** YOUR TASK **
Copy every line that contains the string "PORTFOLIO" from the entries below.

(Collected data entries)
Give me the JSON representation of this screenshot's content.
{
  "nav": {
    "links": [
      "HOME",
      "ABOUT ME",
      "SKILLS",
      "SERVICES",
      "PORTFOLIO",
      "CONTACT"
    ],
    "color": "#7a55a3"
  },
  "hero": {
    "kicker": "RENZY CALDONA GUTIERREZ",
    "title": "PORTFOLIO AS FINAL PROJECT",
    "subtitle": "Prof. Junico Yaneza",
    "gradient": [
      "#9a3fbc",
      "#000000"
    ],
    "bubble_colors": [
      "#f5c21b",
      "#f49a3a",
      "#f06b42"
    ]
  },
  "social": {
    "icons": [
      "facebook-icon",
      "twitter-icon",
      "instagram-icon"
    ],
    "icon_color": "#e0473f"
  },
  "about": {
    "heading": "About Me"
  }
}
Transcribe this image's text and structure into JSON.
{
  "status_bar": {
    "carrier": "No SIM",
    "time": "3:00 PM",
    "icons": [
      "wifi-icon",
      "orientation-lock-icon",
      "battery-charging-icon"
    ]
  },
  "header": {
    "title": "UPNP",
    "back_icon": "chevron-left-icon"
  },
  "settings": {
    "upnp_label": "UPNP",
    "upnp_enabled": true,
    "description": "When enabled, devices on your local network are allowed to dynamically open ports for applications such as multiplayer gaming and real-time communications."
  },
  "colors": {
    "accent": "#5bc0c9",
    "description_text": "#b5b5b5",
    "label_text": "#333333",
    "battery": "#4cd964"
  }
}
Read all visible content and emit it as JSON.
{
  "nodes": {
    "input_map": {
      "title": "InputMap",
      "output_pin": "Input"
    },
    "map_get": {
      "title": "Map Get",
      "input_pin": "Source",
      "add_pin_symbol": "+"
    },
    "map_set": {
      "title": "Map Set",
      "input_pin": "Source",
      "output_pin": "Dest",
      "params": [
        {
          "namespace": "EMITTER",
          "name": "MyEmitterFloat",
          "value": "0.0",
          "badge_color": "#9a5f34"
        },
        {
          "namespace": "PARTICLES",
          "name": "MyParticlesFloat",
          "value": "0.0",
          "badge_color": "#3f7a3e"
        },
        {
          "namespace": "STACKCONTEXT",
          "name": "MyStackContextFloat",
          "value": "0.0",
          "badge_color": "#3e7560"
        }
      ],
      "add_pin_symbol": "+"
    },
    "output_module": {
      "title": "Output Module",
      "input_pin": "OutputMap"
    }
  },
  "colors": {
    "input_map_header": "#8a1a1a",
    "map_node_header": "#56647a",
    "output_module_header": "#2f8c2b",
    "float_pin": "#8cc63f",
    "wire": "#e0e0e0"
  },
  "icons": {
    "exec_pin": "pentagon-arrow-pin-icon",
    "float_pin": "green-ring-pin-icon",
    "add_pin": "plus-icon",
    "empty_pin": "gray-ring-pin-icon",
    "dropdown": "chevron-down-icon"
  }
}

** SOLUTION TO THIS EXERCISE **
      "PORTFOLIO",
    "title": "PORTFOLIO AS FINAL PROJECT",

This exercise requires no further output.